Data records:
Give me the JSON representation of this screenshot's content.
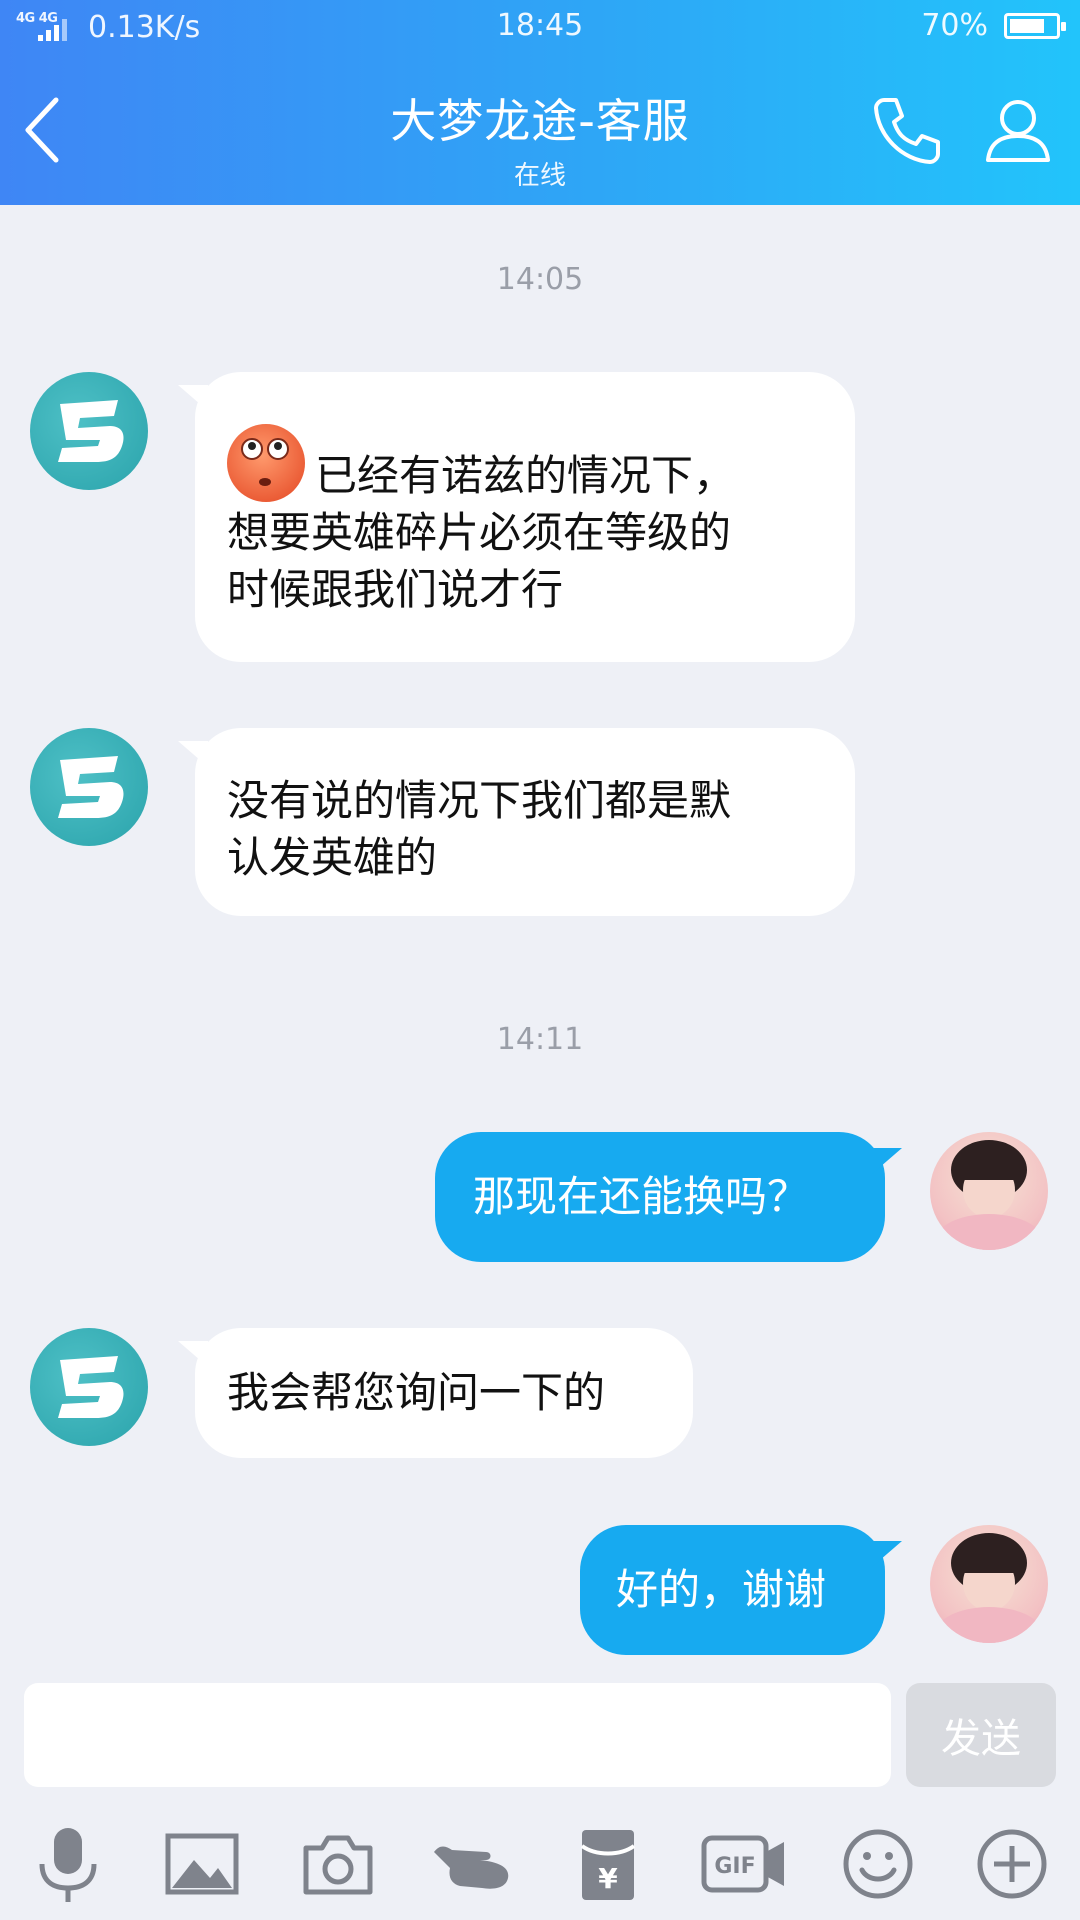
{
  "status_bar": {
    "network": "4G 4G",
    "speed": "0.13K/s",
    "time": "18:45",
    "battery": "70%",
    "battery_level": 0.7
  },
  "header": {
    "title": "大梦龙途-客服",
    "subtitle": "在线"
  },
  "messages": {
    "time1": "14:05",
    "m1_text": "已经有诺兹的情况下，想要英雄碎片必须在等级的时候跟我们说才行",
    "m1_line1": "已经有诺兹的情况下，",
    "m1_line2": "想要英雄碎片必须在等级的",
    "m1_line3": "时候跟我们说才行",
    "m2_line1": "没有说的情况下我们都是默",
    "m2_line2": "认发英雄的",
    "time2": "14:11",
    "m3": "那现在还能换吗？",
    "m4": "我会帮您询问一下的",
    "m5": "好的，谢谢"
  },
  "input": {
    "value": "",
    "placeholder": "",
    "send_label": "发送"
  },
  "toolbar": {
    "icons": [
      "microphone-icon",
      "image-icon",
      "camera-icon",
      "poke-hand-icon",
      "red-packet-icon",
      "gif-icon",
      "emoji-icon",
      "plus-icon"
    ],
    "gif_label": "GIF",
    "yen": "¥"
  },
  "colors": {
    "header_start": "#3f86f5",
    "header_end": "#22c4fb",
    "outgoing_bubble": "#17aaf0",
    "background": "#eef0f6"
  }
}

§ What the task asks:
Transcribe the full listing above exactly, with the images removed.

§ Finished answer:
Give me the JSON representation of this screenshot's content.
{
  "status_bar": {
    "network": "4G 4G",
    "speed": "0.13K/s",
    "time": "18:45",
    "battery": "70%",
    "battery_level": 0.7
  },
  "header": {
    "title": "大梦龙途-客服",
    "subtitle": "在线"
  },
  "messages": {
    "time1": "14:05",
    "m1_text": "已经有诺兹的情况下，想要英雄碎片必须在等级的时候跟我们说才行",
    "m1_line1": "已经有诺兹的情况下，",
    "m1_line2": "想要英雄碎片必须在等级的",
    "m1_line3": "时候跟我们说才行",
    "m2_line1": "没有说的情况下我们都是默",
    "m2_line2": "认发英雄的",
    "time2": "14:11",
    "m3": "那现在还能换吗？",
    "m4": "我会帮您询问一下的",
    "m5": "好的，谢谢"
  },
  "input": {
    "value": "",
    "placeholder": "",
    "send_label": "发送"
  },
  "toolbar": {
    "icons": [
      "microphone-icon",
      "image-icon",
      "camera-icon",
      "poke-hand-icon",
      "red-packet-icon",
      "gif-icon",
      "emoji-icon",
      "plus-icon"
    ],
    "gif_label": "GIF",
    "yen": "¥"
  },
  "colors": {
    "header_start": "#3f86f5",
    "header_end": "#22c4fb",
    "outgoing_bubble": "#17aaf0",
    "background": "#eef0f6"
  }
}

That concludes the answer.